SOURCE EXCERPT:
*****

Analysis of the NOAA Storm Database from 1950 to November of 2011 was used to answer two basic questions:
1. Which types of events are most harmful with respect to population health?
2. Which types of events have the greatest economic consequences?
The top five events with population health consequences were determined and ranked by either the total number of injuries and the total number of fatalities. Similarly, the top five events with economic consequences were determined and ranked by the total damages to crops and property. While tornados cause the greatest number of injuries and fatalities, floods cause the greatest economic damage as measured by the sum of crop and property damage.
Data from NOAA Storm Database from 1950 to November of 2011 was read into R as a zip file. The database tracks major storms and severe weather event characterisics, including property and crop damage estimates as well as any associated injuries and fatalities. The EVTYPE, event type, variable was used to create subsets of the entire dataset to answer specific questions regarding population health, as measured by injuries and fatalities, and regarding economic consequences, as measured by the sum of crop and property damage estimates for each incident.
library(dplyr)
library(lattice)
library(ggplot2)
library(knitr)
#read zip file into R
newdata <- read.csv("repdata-data-StormData.csv.bz2")
newdata$EVTYPE <- toupper(as.character(newdata$EVTYPE))
newdata$EVTYPE <- as.factor(newdata$EVTYPE)
# create subsets of dataset for answers to questions
health <- group_by(newdata, EVTYPE)
y <- colnames(newdata)
# find column numbers of events and damages
damage_logic <- grep("*[A-Z]DMG|EVTYPE", y)
# subset dataset for events and damages
DMGdata <- newdata[damage_logic]
factorTOnumber <- function(x) {
# function to convert order of magnitude factor to number
facts <- c("B", "M", "K", "H")
num <- c("1000000000", "1000000", "1000", "100")
#convert lower case entries to upper case
x<- toupper(as.character(x))
# assume entries which are not in facts are typos
# set typos to 1
x <- gsub("[^MBKH]","1",x)
# convert factors to numbers
for (i in 1:length(facts)) {
x <- gsub(facts[i], num[i],as.character(x))
}
x <- as.numeric(x)
# check for NAs?
for(i in 1:length(x)) {
if(is.na(x[i])) {
x[i] <- 1
}
}
x
}
# clean up damage dataset
DMGdata$PROPDMGEXP <-factorTOnumber(DMGdata$PROPDMGEXP)
DMGdata$CROPDMGEXP <-factorTOnumber(DMGdata$CROPDMGEXP)
Although the NOAA database contains a number of faulty entries, these entries did not appear to affect the rankings of the top five event types for either population health or total economic consequences. Tornados are responsible for the greatest number of injuries and deaths by far. While associated with a high number of fatalities, excessive heat is responsible for about one-third of the fatalities caused by tornados. Floods are associated with the greatest losses in crops and property damages.
library(dplyr)

*****

DATASET CONTENT:
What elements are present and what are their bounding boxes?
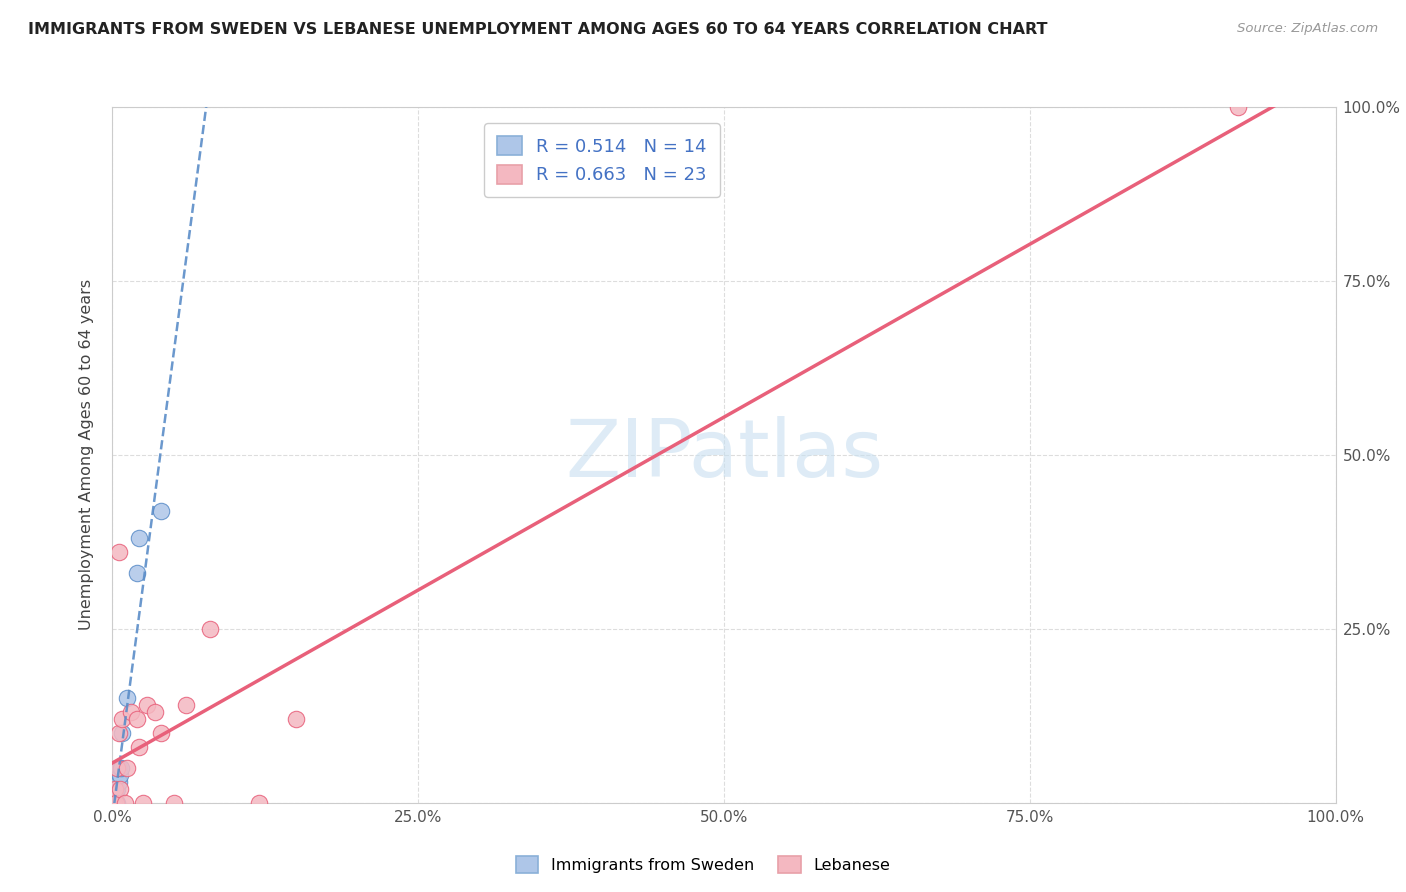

*****

Please print the storm data analysis word for word, from "library(lattice)" to "newdata$EVTYPE <- as.factor(newdata$EVTYPE)". The data is not needed for this.

library(lattice)
library(ggplot2)
library(knitr)
#read zip file into R
newdata <- read.csv("repdata-data-StormData.csv.bz2")
newdata$EVTYPE <- toupper(as.character(newdata$EVTYPE))
newdata$EVTYPE <- as.factor(newdata$EVTYPE)